- _Written task_:
Where a line of the material contains the string "allele", copy that line.

Entries taken from a collection

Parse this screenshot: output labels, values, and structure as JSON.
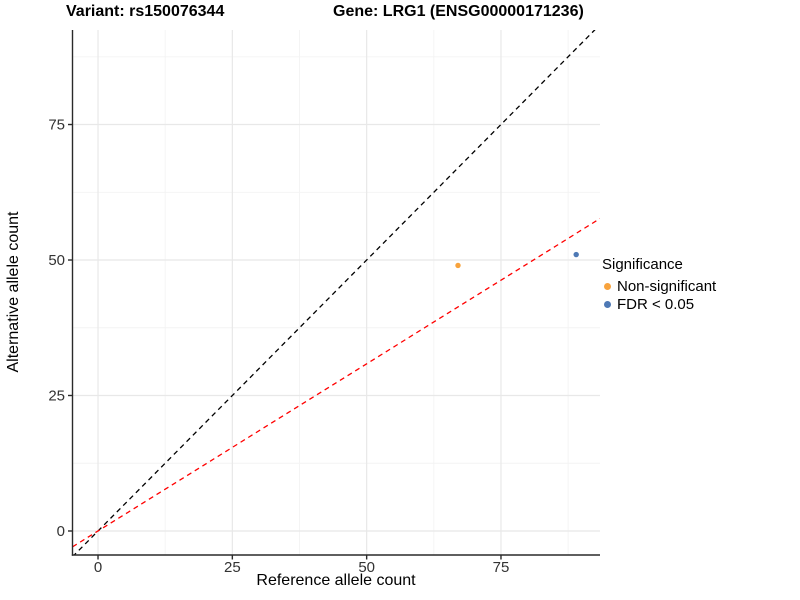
{
  "titles": {
    "left": "Variant: rs150076344",
    "right": "Gene: LRG1 (ENSG00000171236)"
  },
  "chart_data": {
    "type": "scatter",
    "xlabel": "Reference allele count",
    "ylabel": "Alternative allele count",
    "xlim": [
      -4.75,
      93.43
    ],
    "ylim": [
      -4.43,
      92.44
    ],
    "xticks": [
      0,
      25,
      50,
      75
    ],
    "yticks": [
      0,
      25,
      50,
      75
    ],
    "xticks_minor": [
      12.5,
      37.5,
      62.5,
      87.5
    ],
    "yticks_minor": [
      12.5,
      37.5,
      62.5,
      87.5
    ],
    "grid": true,
    "series": [
      {
        "name": "Non-significant",
        "color": "#F8A33D",
        "points": [
          {
            "x": 67,
            "y": 49
          }
        ]
      },
      {
        "name": "FDR < 0.05",
        "color": "#4E79B5",
        "points": [
          {
            "x": 89,
            "y": 51
          }
        ]
      }
    ],
    "lines": [
      {
        "name": "identity-line",
        "style": "dashed",
        "color": "#000000",
        "slope": 1,
        "intercept": 0
      },
      {
        "name": "fitted-ratio-line",
        "style": "dashed",
        "color": "#FF0000",
        "slope": 0.617,
        "intercept": 0
      }
    ],
    "legend": {
      "title": "Significance",
      "position": "right",
      "entries": [
        {
          "label": "Non-significant",
          "color": "#F8A33D"
        },
        {
          "label": "FDR < 0.05",
          "color": "#4E79B5"
        }
      ]
    },
    "colors": {
      "grid_major": "#e8e8e8",
      "grid_minor": "#f3f3f3",
      "axis_line": "#2a2a2a",
      "tick_label": "#333333"
    }
  }
}
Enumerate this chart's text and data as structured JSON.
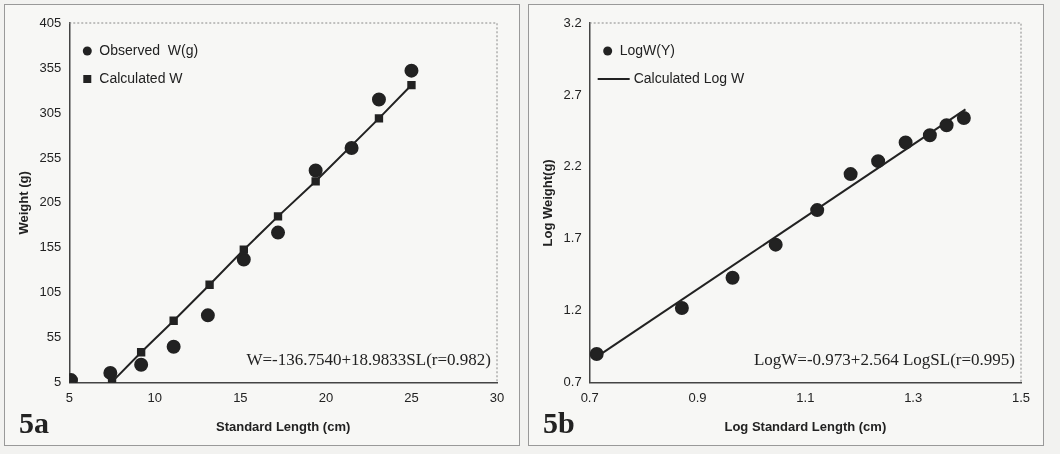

- _Reply to the exercise_:
    "xlabel": "Reference allele count",
    "ylabel": "Alternative allele count",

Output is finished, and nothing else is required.